Aim: Return the data below verbatim, starting at its first line and stopping after the line that contains "297, 377, 331]". Include both of those lines.

(Stored data)
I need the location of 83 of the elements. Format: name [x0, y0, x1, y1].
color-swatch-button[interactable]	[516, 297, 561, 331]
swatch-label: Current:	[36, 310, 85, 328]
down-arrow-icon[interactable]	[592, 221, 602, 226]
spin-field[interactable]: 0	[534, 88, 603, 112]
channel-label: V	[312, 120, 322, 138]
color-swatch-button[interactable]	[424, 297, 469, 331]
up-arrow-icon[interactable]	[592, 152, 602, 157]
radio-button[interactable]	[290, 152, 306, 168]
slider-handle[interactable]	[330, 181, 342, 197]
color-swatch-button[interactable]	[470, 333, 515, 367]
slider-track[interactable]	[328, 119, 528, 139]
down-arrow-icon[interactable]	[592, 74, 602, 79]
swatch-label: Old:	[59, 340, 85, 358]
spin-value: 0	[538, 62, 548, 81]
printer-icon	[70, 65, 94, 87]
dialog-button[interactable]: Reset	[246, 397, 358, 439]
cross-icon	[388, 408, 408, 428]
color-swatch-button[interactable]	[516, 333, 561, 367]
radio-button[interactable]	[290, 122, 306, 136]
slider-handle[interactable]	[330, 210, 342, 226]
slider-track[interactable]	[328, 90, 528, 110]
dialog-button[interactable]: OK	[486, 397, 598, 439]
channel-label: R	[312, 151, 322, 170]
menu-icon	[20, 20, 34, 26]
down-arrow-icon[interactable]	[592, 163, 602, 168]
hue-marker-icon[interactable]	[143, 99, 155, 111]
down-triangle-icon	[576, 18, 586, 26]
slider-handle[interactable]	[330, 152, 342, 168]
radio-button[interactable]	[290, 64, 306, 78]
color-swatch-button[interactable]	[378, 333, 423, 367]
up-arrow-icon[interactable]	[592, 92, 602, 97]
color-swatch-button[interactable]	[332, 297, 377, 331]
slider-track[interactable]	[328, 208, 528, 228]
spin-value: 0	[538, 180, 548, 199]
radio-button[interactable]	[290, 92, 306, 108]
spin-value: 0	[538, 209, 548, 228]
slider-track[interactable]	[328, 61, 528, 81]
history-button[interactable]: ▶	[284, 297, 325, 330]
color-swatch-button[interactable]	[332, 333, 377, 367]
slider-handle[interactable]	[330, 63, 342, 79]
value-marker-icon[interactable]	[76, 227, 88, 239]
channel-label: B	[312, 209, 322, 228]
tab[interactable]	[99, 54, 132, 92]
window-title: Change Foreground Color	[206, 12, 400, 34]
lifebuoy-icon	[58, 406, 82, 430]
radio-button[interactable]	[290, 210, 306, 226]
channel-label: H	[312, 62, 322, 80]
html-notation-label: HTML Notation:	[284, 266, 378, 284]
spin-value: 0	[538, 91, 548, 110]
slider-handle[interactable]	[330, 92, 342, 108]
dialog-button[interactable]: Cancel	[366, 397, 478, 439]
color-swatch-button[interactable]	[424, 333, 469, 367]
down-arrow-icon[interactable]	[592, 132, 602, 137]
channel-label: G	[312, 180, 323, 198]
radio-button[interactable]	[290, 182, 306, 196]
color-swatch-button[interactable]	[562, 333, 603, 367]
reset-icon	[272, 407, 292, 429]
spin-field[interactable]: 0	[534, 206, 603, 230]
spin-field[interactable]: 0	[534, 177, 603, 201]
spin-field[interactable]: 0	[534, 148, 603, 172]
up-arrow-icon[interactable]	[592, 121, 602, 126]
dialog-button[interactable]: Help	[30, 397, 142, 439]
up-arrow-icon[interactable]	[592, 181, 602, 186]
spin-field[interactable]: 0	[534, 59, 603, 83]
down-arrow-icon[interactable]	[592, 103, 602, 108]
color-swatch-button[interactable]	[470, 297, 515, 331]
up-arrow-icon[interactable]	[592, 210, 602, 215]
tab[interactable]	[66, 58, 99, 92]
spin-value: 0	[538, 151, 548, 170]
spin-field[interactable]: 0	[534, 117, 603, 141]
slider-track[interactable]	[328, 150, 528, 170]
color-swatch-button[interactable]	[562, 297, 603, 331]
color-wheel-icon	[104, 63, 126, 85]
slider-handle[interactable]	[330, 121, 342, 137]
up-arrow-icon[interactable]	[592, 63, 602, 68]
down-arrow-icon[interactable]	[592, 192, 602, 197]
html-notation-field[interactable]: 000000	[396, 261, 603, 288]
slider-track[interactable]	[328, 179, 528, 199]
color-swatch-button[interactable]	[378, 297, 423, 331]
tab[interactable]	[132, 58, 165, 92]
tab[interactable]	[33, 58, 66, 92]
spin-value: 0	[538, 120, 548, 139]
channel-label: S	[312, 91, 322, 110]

Output of the task:
I need the location of 83 of the elements. Format: name [x0, y0, x1, y1].
color-swatch-button[interactable]	[516, 297, 561, 331]
swatch-label: Current:	[36, 310, 85, 328]
down-arrow-icon[interactable]	[592, 221, 602, 226]
spin-field[interactable]: 0	[534, 88, 603, 112]
channel-label: V	[312, 120, 322, 138]
color-swatch-button[interactable]	[424, 297, 469, 331]
up-arrow-icon[interactable]	[592, 152, 602, 157]
radio-button[interactable]	[290, 152, 306, 168]
slider-handle[interactable]	[330, 181, 342, 197]
color-swatch-button[interactable]	[470, 333, 515, 367]
slider-track[interactable]	[328, 119, 528, 139]
down-arrow-icon[interactable]	[592, 74, 602, 79]
swatch-label: Old:	[59, 340, 85, 358]
spin-value: 0	[538, 62, 548, 81]
printer-icon	[70, 65, 94, 87]
dialog-button[interactable]: Reset	[246, 397, 358, 439]
cross-icon	[388, 408, 408, 428]
color-swatch-button[interactable]	[516, 333, 561, 367]
radio-button[interactable]	[290, 122, 306, 136]
slider-handle[interactable]	[330, 210, 342, 226]
slider-track[interactable]	[328, 90, 528, 110]
dialog-button[interactable]: OK	[486, 397, 598, 439]
channel-label: R	[312, 151, 322, 170]
menu-icon	[20, 20, 34, 26]
down-arrow-icon[interactable]	[592, 163, 602, 168]
hue-marker-icon[interactable]	[143, 99, 155, 111]
down-triangle-icon	[576, 18, 586, 26]
slider-handle[interactable]	[330, 152, 342, 168]
radio-button[interactable]	[290, 64, 306, 78]
color-swatch-button[interactable]	[378, 333, 423, 367]
up-arrow-icon[interactable]	[592, 92, 602, 97]
color-swatch-button[interactable]	[332, 297, 377, 331]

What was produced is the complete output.